[Start of Extracted records]

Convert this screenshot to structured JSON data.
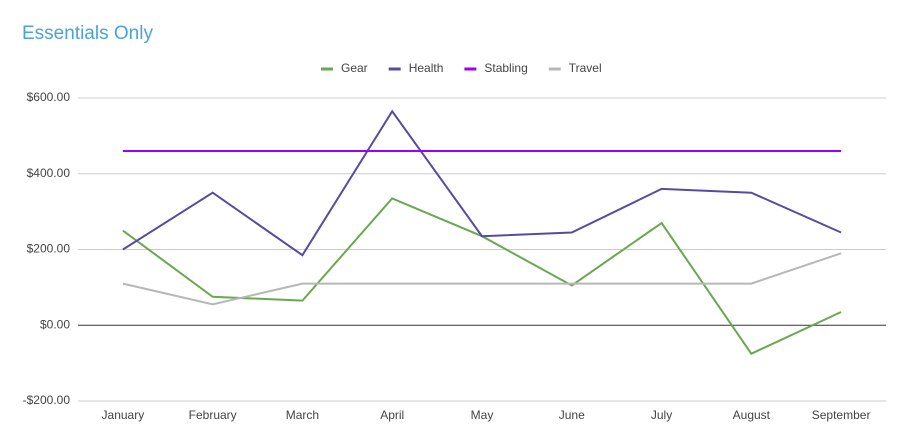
{
  "chart_data": {
    "type": "line",
    "title": "Essentials Only",
    "categories": [
      "January",
      "February",
      "March",
      "April",
      "May",
      "June",
      "July",
      "August",
      "September"
    ],
    "series": [
      {
        "name": "Gear",
        "color": "#6aa84f",
        "values": [
          250,
          75,
          65,
          335,
          235,
          105,
          270,
          -75,
          35
        ]
      },
      {
        "name": "Health",
        "color": "#574b9f",
        "values": [
          200,
          350,
          185,
          565,
          235,
          245,
          360,
          350,
          245
        ]
      },
      {
        "name": "Stabling",
        "color": "#9900ff",
        "values": [
          460,
          460,
          460,
          460,
          460,
          460,
          460,
          460,
          460
        ]
      },
      {
        "name": "Travel",
        "color": "#b7b7b7",
        "values": [
          110,
          55,
          110,
          110,
          110,
          110,
          110,
          110,
          190
        ]
      }
    ],
    "ylim": [
      -200,
      600
    ],
    "yticks": [
      {
        "value": -200,
        "label": "-$200.00"
      },
      {
        "value": 0,
        "label": "$0.00"
      },
      {
        "value": 200,
        "label": "$200.00"
      },
      {
        "value": 400,
        "label": "$400.00"
      },
      {
        "value": 600,
        "label": "$600.00"
      }
    ],
    "grid": true,
    "legend": "top"
  }
}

[End of Extracted records]

Task requirements: Determine how many of the lines above hold the word "color", and output that number by itself.

Answer to the exercise: 4